» DATA SHOWN
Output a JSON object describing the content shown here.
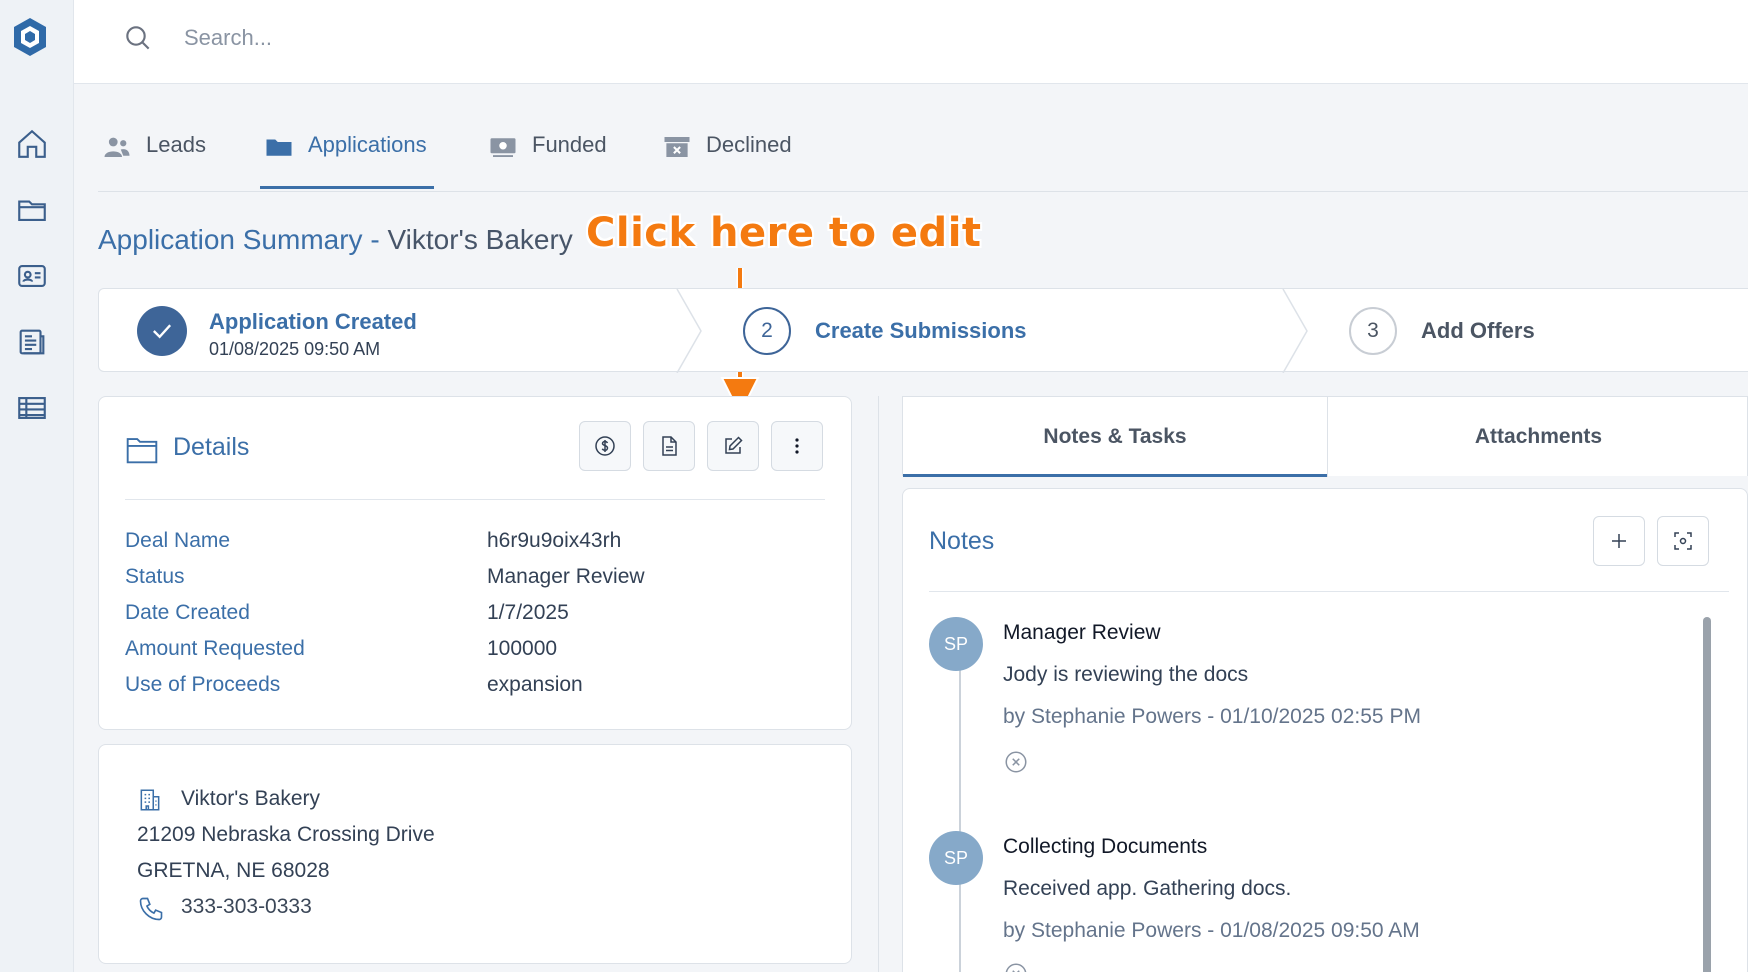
{
  "search": {
    "placeholder": "Search..."
  },
  "tabs": [
    {
      "label": "Leads",
      "icon": "users-icon"
    },
    {
      "label": "Applications",
      "icon": "folder-icon"
    },
    {
      "label": "Funded",
      "icon": "money-icon"
    },
    {
      "label": "Declined",
      "icon": "archive-x-icon"
    }
  ],
  "active_tab": "Applications",
  "title": {
    "prefix": "Application Summary",
    "separator": "-",
    "business": "Viktor's Bakery"
  },
  "callout": {
    "text": "Click here to edit"
  },
  "steps": [
    {
      "label": "Application Created",
      "sub": "01/08/2025 09:50 AM",
      "state": "done"
    },
    {
      "number": "2",
      "label": "Create Submissions",
      "state": "current"
    },
    {
      "number": "3",
      "label": "Add Offers",
      "state": "future"
    }
  ],
  "details": {
    "title": "Details",
    "fields": [
      {
        "label": "Deal Name",
        "value": "h6r9u9oix43rh"
      },
      {
        "label": "Status",
        "value": "Manager Review"
      },
      {
        "label": "Date Created",
        "value": "1/7/2025"
      },
      {
        "label": "Amount Requested",
        "value": "100000"
      },
      {
        "label": "Use of Proceeds",
        "value": "expansion"
      }
    ]
  },
  "address": {
    "business": "Viktor's Bakery",
    "street": "21209 Nebraska Crossing Drive",
    "city": "GRETNA, NE 68028",
    "phone": "333-303-0333"
  },
  "right_tabs": [
    {
      "label": "Notes & Tasks"
    },
    {
      "label": "Attachments"
    }
  ],
  "notes": {
    "title": "Notes",
    "items": [
      {
        "avatar": "SP",
        "title": "Manager Review",
        "body": "Jody is reviewing the docs",
        "meta": "by Stephanie Powers - 01/10/2025 02:55 PM"
      },
      {
        "avatar": "SP",
        "title": "Collecting Documents",
        "body": "Received app. Gathering docs.",
        "meta": "by Stephanie Powers - 01/08/2025 09:50 AM"
      }
    ]
  },
  "colors": {
    "primary": "#3b6fa8",
    "callout": "#f47a10",
    "avatar": "#86a9c9"
  }
}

» SHORT EXERCISE
Each line in the records above should be reproduced exactly; images are not copied.

» REPLY TO THE EXERCISE
Output a JSON object describing the content shown here.
{
  "search": {
    "placeholder": "Search..."
  },
  "tabs": [
    {
      "label": "Leads",
      "icon": "users-icon"
    },
    {
      "label": "Applications",
      "icon": "folder-icon"
    },
    {
      "label": "Funded",
      "icon": "money-icon"
    },
    {
      "label": "Declined",
      "icon": "archive-x-icon"
    }
  ],
  "active_tab": "Applications",
  "title": {
    "prefix": "Application Summary",
    "separator": "-",
    "business": "Viktor's Bakery"
  },
  "callout": {
    "text": "Click here to edit"
  },
  "steps": [
    {
      "label": "Application Created",
      "sub": "01/08/2025 09:50 AM",
      "state": "done"
    },
    {
      "number": "2",
      "label": "Create Submissions",
      "state": "current"
    },
    {
      "number": "3",
      "label": "Add Offers",
      "state": "future"
    }
  ],
  "details": {
    "title": "Details",
    "fields": [
      {
        "label": "Deal Name",
        "value": "h6r9u9oix43rh"
      },
      {
        "label": "Status",
        "value": "Manager Review"
      },
      {
        "label": "Date Created",
        "value": "1/7/2025"
      },
      {
        "label": "Amount Requested",
        "value": "100000"
      },
      {
        "label": "Use of Proceeds",
        "value": "expansion"
      }
    ]
  },
  "address": {
    "business": "Viktor's Bakery",
    "street": "21209 Nebraska Crossing Drive",
    "city": "GRETNA, NE 68028",
    "phone": "333-303-0333"
  },
  "right_tabs": [
    {
      "label": "Notes & Tasks"
    },
    {
      "label": "Attachments"
    }
  ],
  "notes": {
    "title": "Notes",
    "items": [
      {
        "avatar": "SP",
        "title": "Manager Review",
        "body": "Jody is reviewing the docs",
        "meta": "by Stephanie Powers - 01/10/2025 02:55 PM"
      },
      {
        "avatar": "SP",
        "title": "Collecting Documents",
        "body": "Received app. Gathering docs.",
        "meta": "by Stephanie Powers - 01/08/2025 09:50 AM"
      }
    ]
  },
  "colors": {
    "primary": "#3b6fa8",
    "callout": "#f47a10",
    "avatar": "#86a9c9"
  }
}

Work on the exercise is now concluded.